### [Enunciado 1]
Según el fragmento del documento, ¿qué liberó al ser humano del trabajo físico para orientarlo hacia el trabajo intelectual?
### [Enunciado 2]
Actualiza el tramo del fragmento del documento que va desde "Si el desarrollo" hasta "bien común compartido.", poniendo "fragmentación" en lugar de "polarización".
### [Enunciado 3]
Enumera las profesiones que el fragmento del documento cita como ejemplos de la clase media que realiza trabajos intelectuales.

### [Fragmento del documento]
________

Si el desarrollo competitivo de la IA lo están haciendo dos súper potencias que están luchando por la hegemonía planetaria buscando tener empresas más competitivas, ejércitos más letales y gobiernos con mayor capacidad de control social, ¿cómo vamos a garantizar, a nivel estructural, el desarrollo de una IA para el bien común? Se está desarrollando dentro de una lógica amigo-enemigo smithiana a nivel geopolítico. Y luego, a nivel social, cada democracia está viviendo la polarización, la confrontación creciente de unos con otros, la incapacidad para identificar el bien común a través de un consenso normativo. Tenemos un problema mayúsculo. La democracia está fallando en sus bases deliberativas –que no participativas–, [por lo que] es muy difícil orientar el desarrollo de la IA hacia un bien común compartido.
Como bien apuntas en el libro, la IA modifica las condiciones económicas y sociales que dieron lugar al Estado del bienestar. ¿Cuáles son las principales consecuencias de la IA en las democracias actuales?
Que hacen inviable la propia democracia liberal, basada en un pacto capital-trabajo que ha garantizado políticas que buscaban neutralizar la desigualdad y que, desde la Revolución Industrial hasta la aparición del Estado del bienestar después de la II Guerra Mundial, han ido impulsando los cambios que han universalizado la democracia. Pero el segundo soporte era que, precisamente la Revolución Industrial había liberado al ser humano del trabajo físico para orientarlo hacia el trabajo intelectual. De ahí surgió la generalización de la clase media: el ingeniero, abogado, médico, arquitecto que desarrollaba trabajos intelectuales a través de un conocimiento especializado. Y esa clase media se rompe cuando va viendo cómo se le arrebata el nivel de renta que espera obtener de su trabajo intelectual. Uno de los datos detrás de la crisis política está en que la clase media cada vez obtiene menos remuneración de su trabajo intelectual, porque el valor intelectual del trabajo humano dentro de los PIB de las economías automatizadas es cada vez menor. Y no tenemos una alternativa a esto. Ya Obama en su discurso de despedida presidencial en el Congreso en 2014 advirtió de ello, del colapso de las clases medias debido a las tecnologías. El problema de la democracia liberal es que se está produciendo un desalineamiento de la clase media respecto de los principios de la democracia.
¿Eres optimista respecto al futuro a corto-medio plazo de la IA?

________

### [Datos disponibles]

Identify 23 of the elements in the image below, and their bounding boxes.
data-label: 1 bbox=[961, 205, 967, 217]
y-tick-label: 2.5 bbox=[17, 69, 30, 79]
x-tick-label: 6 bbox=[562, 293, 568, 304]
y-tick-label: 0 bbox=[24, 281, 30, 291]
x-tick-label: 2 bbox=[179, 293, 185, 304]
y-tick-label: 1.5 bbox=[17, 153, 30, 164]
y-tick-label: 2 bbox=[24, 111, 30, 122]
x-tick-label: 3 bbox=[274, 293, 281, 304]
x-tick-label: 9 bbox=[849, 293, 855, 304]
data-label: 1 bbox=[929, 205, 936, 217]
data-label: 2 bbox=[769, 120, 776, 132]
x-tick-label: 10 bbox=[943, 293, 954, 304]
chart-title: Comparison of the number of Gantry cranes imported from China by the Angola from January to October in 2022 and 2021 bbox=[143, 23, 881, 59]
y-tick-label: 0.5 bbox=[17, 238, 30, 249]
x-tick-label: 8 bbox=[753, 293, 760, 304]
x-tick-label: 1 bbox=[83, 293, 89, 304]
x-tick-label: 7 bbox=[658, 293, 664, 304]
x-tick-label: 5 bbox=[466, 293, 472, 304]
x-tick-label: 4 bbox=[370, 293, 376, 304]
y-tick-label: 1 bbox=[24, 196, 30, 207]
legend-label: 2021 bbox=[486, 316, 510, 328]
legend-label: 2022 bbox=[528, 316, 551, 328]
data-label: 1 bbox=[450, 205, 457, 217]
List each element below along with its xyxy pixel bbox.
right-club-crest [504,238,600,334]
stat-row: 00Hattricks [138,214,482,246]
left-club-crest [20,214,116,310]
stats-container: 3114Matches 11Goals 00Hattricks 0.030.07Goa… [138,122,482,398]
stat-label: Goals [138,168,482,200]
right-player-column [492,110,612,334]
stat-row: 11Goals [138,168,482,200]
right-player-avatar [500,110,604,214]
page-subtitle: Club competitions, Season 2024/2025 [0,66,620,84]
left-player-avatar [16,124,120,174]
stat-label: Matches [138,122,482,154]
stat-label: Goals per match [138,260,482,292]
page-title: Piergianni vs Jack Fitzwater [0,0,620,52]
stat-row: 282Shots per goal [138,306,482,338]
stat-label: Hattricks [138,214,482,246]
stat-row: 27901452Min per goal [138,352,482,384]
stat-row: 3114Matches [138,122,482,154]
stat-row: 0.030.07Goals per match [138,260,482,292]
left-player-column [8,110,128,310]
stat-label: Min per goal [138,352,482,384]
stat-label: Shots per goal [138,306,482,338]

________

### [Solución escrita 1]
La Revolución Industrial.

### [Solución escrita 2]
Si el desarrollo competitivo de la IA lo están haciendo dos súper potencias que están luchando por la hegemonía planetaria buscando tener empresas más competitivas, ejércitos más letales y gobiernos con mayor capacidad de control social, ¿cómo vamos a garantizar, a nivel estructural, el desarrollo de una IA para el bien común? Se está desarrollando dentro de una lógica amigo-enemigo smithiana a nivel geopolítico. Y luego, a nivel social, cada democracia está viviendo la fragmentación, la confrontación creciente de unos con otros, la incapacidad para identificar el bien común a través de un consenso normativo. Tenemos un problema mayúsculo. La democracia está fallando en sus bases deliberativas –que no participativas–, [por lo que] es muy difícil orientar el desarrollo de la IA hacia un bien común compartido.

### [Solución escrita 3]
Ingeniero, abogado, médico y arquitecto.